Well Integrity in Salt Cavern Hydrogen Storage
Abstract
:1. Introduction
2. Characteristics of Salt Formations
2.1. Geological Structure
2.2. Criteria for Selection a Suitable Salt Dome for UHS
2.2.1. Surface Characteristics
- Surface expansion: The wide expansion of the salt formation is a proof of the vastness of the salt area, which is a positive factor for storage. But in order to compare the surface expansion and salt outcrop in the basins, the depth and age of the feeding salt formation, the material of the upper layers, and the tectonic conditions of the regions should be considered [38,39,40,41,42,43].
- Lithology and structural condition of overburden rocks: The strength of overburden rocks is highly effective in preventing the ceiling collapse. Therefore, investigation on the structural condition of the overburden rock is of particular importance [43]. The strength properties of overburden rock layers are critical, especially when the ceiling is not a salt medium. The ceiling mechanical resilience relies directly on the characteristics of overburden formation (Figure 3). Although the intact salt roofs provide unlikely collapse, the weak roof causes failure and instability [44].
- Tectonics and seismicity: Considering that active tectonics can increase the rate of dome formation and rising salt, great care should be taken in selecting the salt dome. Proximity to active faults increases the risk of salt creep. Also, self-doming and rising salt increase the creep intensity [43].
2.2.2. Subsurface Characteristics
- Diapirism: The rate of activity and rising of salt in salt domes has a direct influence on cavern stability. The diapirism process is generally grouped into three stages: reactive, active, and passive. In the passive stage, there is an outcrop of dome salt on the surface of the earth, and in active or reactive diapirism, there are no traces of dome salt on the surface of the earth.

[RECORDS]:
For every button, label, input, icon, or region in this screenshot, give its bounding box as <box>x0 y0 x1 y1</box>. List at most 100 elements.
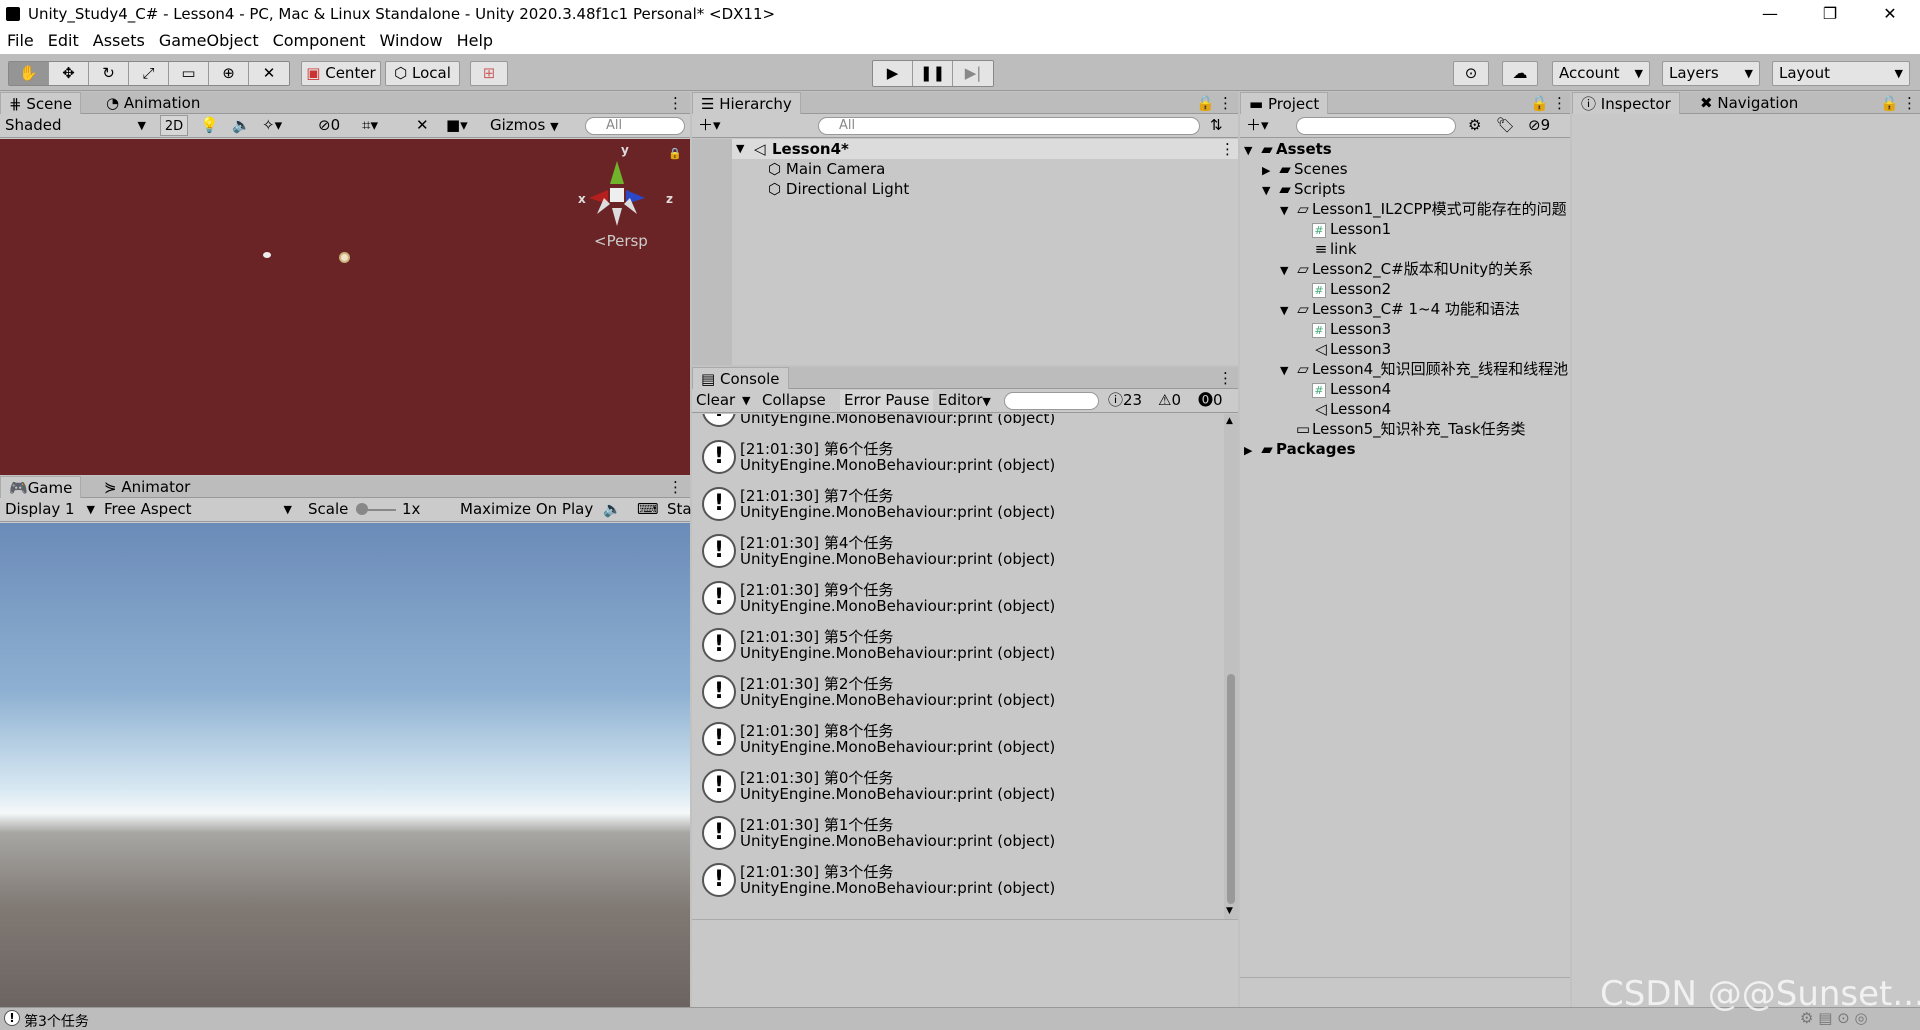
search-by-label-icon[interactable]: 🏷 <box>1496 115 1515 136</box>
transform-tool-icon[interactable]: ⊕ <box>209 62 249 85</box>
scale-tool-icon[interactable]: ⤢ <box>129 62 169 85</box>
close-button[interactable]: ✕ <box>1860 0 1920 27</box>
effects-icon[interactable]: ✧▾ <box>262 115 282 136</box>
clear-options-icon[interactable]: ▼ <box>742 390 750 411</box>
project-item[interactable]: ▶ ▰ Scenes <box>1262 159 1348 179</box>
editor-dropdown[interactable]: Editor▼ <box>938 390 991 411</box>
console-scrollbar[interactable]: ▲ ▼ <box>1224 414 1238 919</box>
project-item[interactable]: ▭ Lesson5_知识补充_Task任务类 <box>1280 419 1526 439</box>
hierarchy-search-input[interactable]: All <box>818 117 1200 135</box>
collapse-toggle[interactable]: Collapse <box>762 390 826 411</box>
tools-icon[interactable]: ✕ <box>416 115 429 136</box>
tab-project[interactable]: ▬ Project <box>1240 92 1329 114</box>
rotate-tool-icon[interactable]: ↻ <box>89 62 129 85</box>
expand-arrow-icon[interactable]: ▼ <box>1280 201 1294 221</box>
log-entry[interactable]: ! [21:01:30] 第4个任务 UnityEngine.MonoBehavio… <box>692 528 1224 575</box>
project-item[interactable]: # Lesson2 <box>1298 279 1391 299</box>
hidden-packages-icon[interactable]: ⊘9 <box>1528 115 1550 136</box>
hand-tool-icon[interactable]: ✋ <box>9 62 49 85</box>
tab-scene[interactable]: ⋕ Scene <box>0 92 82 114</box>
scroll-up-icon[interactable]: ▲ <box>1226 416 1233 426</box>
menu-component[interactable]: Component <box>266 31 373 50</box>
log-entry[interactable]: ! [21:01:30] 第9个任务 UnityEngine.MonoBehavio… <box>692 575 1224 622</box>
clear-button[interactable]: Clear <box>696 390 735 411</box>
console-log-list[interactable]: ! UnityEngine.MonoBehaviour:print (objec… <box>692 414 1224 919</box>
light-gizmo-icon[interactable] <box>339 252 350 263</box>
tab-navigation[interactable]: ✖ Navigation <box>1692 92 1806 114</box>
play-icon[interactable]: ▶ <box>873 61 913 86</box>
camera-icon[interactable]: ■▾ <box>446 115 468 136</box>
hierarchy-filter-icon[interactable]: ⇅ <box>1210 115 1223 136</box>
project-item[interactable]: ▼ ▰ Assets <box>1244 139 1332 159</box>
error-filter-toggle[interactable]: ⓿0 <box>1198 390 1223 411</box>
menu-edit[interactable]: Edit <box>41 31 86 50</box>
log-entry[interactable]: ! [21:01:30] 第8个任务 UnityEngine.MonoBehavio… <box>692 716 1224 763</box>
2d-toggle[interactable]: 2D <box>160 115 188 136</box>
project-item[interactable]: # Lesson1 <box>1298 219 1391 239</box>
expand-arrow-icon[interactable]: ▼ <box>736 139 744 159</box>
expand-arrow-icon[interactable]: ▼ <box>1280 301 1294 321</box>
project-item[interactable]: ▼ ▱ Lesson3_C# 1~4 功能和语法 <box>1280 299 1520 319</box>
log-filter-toggle[interactable]: ⓘ23 <box>1108 390 1142 411</box>
project-item[interactable]: # Lesson3 <box>1298 319 1391 339</box>
tab-animation[interactable]: ◔ Animation <box>98 92 208 114</box>
log-entry[interactable]: ! [21:01:30] 第1个任务 UnityEngine.MonoBehavio… <box>692 810 1224 857</box>
panel-menu-icon[interactable]: ⋮ <box>1210 92 1241 114</box>
project-item[interactable]: ▼ ▱ Lesson2_C#版本和Unity的关系 <box>1280 259 1533 279</box>
project-item[interactable]: ▼ ▱ Lesson1_IL2CPP模式可能存在的问题 <box>1280 199 1567 219</box>
collab-icon[interactable]: ⊙ <box>1453 61 1489 86</box>
expand-arrow-icon[interactable]: ▼ <box>1244 141 1258 161</box>
tab-animator[interactable]: ⋟ Animator <box>96 476 198 498</box>
log-entry[interactable]: ! [21:01:30] 第6个任务 UnityEngine.MonoBehavio… <box>692 434 1224 481</box>
menu-file[interactable]: File <box>0 31 41 50</box>
menu-window[interactable]: Window <box>372 31 449 50</box>
maximize-on-play-toggle[interactable]: Maximize On Play <box>460 499 593 520</box>
project-item[interactable]: ▼ ▱ Lesson4_知识回顾补充_线程和线程池 <box>1280 359 1568 379</box>
audio-icon[interactable]: 🔈 <box>232 115 251 136</box>
step-icon[interactable]: ▶| <box>953 61 993 86</box>
panel-menu-icon[interactable]: ⋮ <box>660 476 691 498</box>
project-item[interactable]: ▶ ▰ Packages <box>1244 439 1356 459</box>
slider-thumb[interactable] <box>356 503 368 515</box>
panel-menu-icon[interactable]: ⋮ <box>1544 92 1575 114</box>
custom-tool-icon[interactable]: ✕ <box>249 62 289 85</box>
lighting-icon[interactable]: 💡 <box>200 115 219 136</box>
cloud-icon[interactable]: ☁ <box>1502 61 1538 86</box>
account-dropdown[interactable]: Account ▼ <box>1552 61 1650 86</box>
restore-button[interactable]: ❐ <box>1800 0 1860 27</box>
tab-hierarchy[interactable]: ☰ Hierarchy <box>692 92 801 114</box>
aspect-dropdown[interactable]: Free Aspect ▼ <box>104 499 296 520</box>
scale-slider[interactable] <box>356 499 396 520</box>
mute-audio-icon[interactable]: 🔈 <box>603 499 622 520</box>
pivot-center-button[interactable]: ▣ Center <box>301 61 381 86</box>
pivot-local-button[interactable]: ⬡ Local <box>385 61 460 86</box>
project-item[interactable]: ▼ ▰ Scripts <box>1262 179 1345 199</box>
display-dropdown[interactable]: Display 1 ▼ <box>5 499 97 520</box>
scene-root-row[interactable]: ▼ ◁ Lesson4* ⋮ <box>732 139 1238 159</box>
tab-inspector[interactable]: ⓘ Inspector <box>1572 92 1680 114</box>
scene-viewport[interactable]: y x z 🔒 <Persp <box>0 139 690 475</box>
layers-dropdown[interactable]: Layers ▼ <box>1662 61 1760 86</box>
gizmos-dropdown[interactable]: Gizmos ▼ <box>490 115 575 136</box>
tab-game[interactable]: 🎮Game <box>0 476 82 498</box>
console-search-input[interactable] <box>1004 392 1099 410</box>
layout-dropdown[interactable]: Layout ▼ <box>1772 61 1910 86</box>
project-search-input[interactable] <box>1296 117 1456 135</box>
warning-filter-toggle[interactable]: ⚠0 <box>1158 390 1181 411</box>
scrollbar-thumb[interactable] <box>1227 674 1235 904</box>
project-item[interactable]: ◁ Lesson4 <box>1298 399 1391 419</box>
panel-menu-icon[interactable]: ⋮ <box>660 92 691 114</box>
hidden-objects-icon[interactable]: ⊘0 <box>318 115 340 136</box>
add-object-icon[interactable]: ＋▾ <box>698 115 721 136</box>
scene-search-input[interactable]: All <box>585 117 685 135</box>
panel-menu-icon[interactable]: ⋮ <box>1210 367 1241 389</box>
pause-icon[interactable]: ❚❚ <box>913 61 953 86</box>
log-entry[interactable]: ! [21:01:30] 第3个任务 UnityEngine.MonoBehavio… <box>692 857 1224 904</box>
menu-gameobject[interactable]: GameObject <box>152 31 266 50</box>
log-entry[interactable]: ! [21:01:30] 第5个任务 UnityEngine.MonoBehavio… <box>692 622 1224 669</box>
log-entry[interactable]: ! UnityEngine.MonoBehaviour:print (objec… <box>692 414 1224 434</box>
camera-gizmo-icon[interactable] <box>263 252 271 258</box>
move-tool-icon[interactable]: ✥ <box>49 62 89 85</box>
project-item[interactable]: # Lesson4 <box>1298 379 1391 399</box>
error-pause-toggle[interactable]: Error Pause <box>840 390 934 411</box>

[TASK TO COMPLETE]:
Output the part of the salt cavern passage starting at "- Tectonics and" and ending at "of the earth.", word for word. Answer using only the salt cavern passage.

[WORKED SOLUTION]:
- Tectonics and seismicity: Considering that active tectonics can increase the rate of dome formation and rising salt, great care should be taken in selecting the salt dome. Proximity to active faults increases the risk of salt creep. Also, self-doming and rising salt increase the creep intensity [43].
2.2.2. Subsurface Characteristics
- Diapirism: The rate of activity and rising of salt in salt domes has a direct influence on cavern stability. The diapirism process is generally grouped into three stages: reactive, active, and passive. In the passive stage, there is an outcrop of dome salt on the surface of the earth, and in active or reactive diapirism, there are no traces of dome salt on the surface of the earth.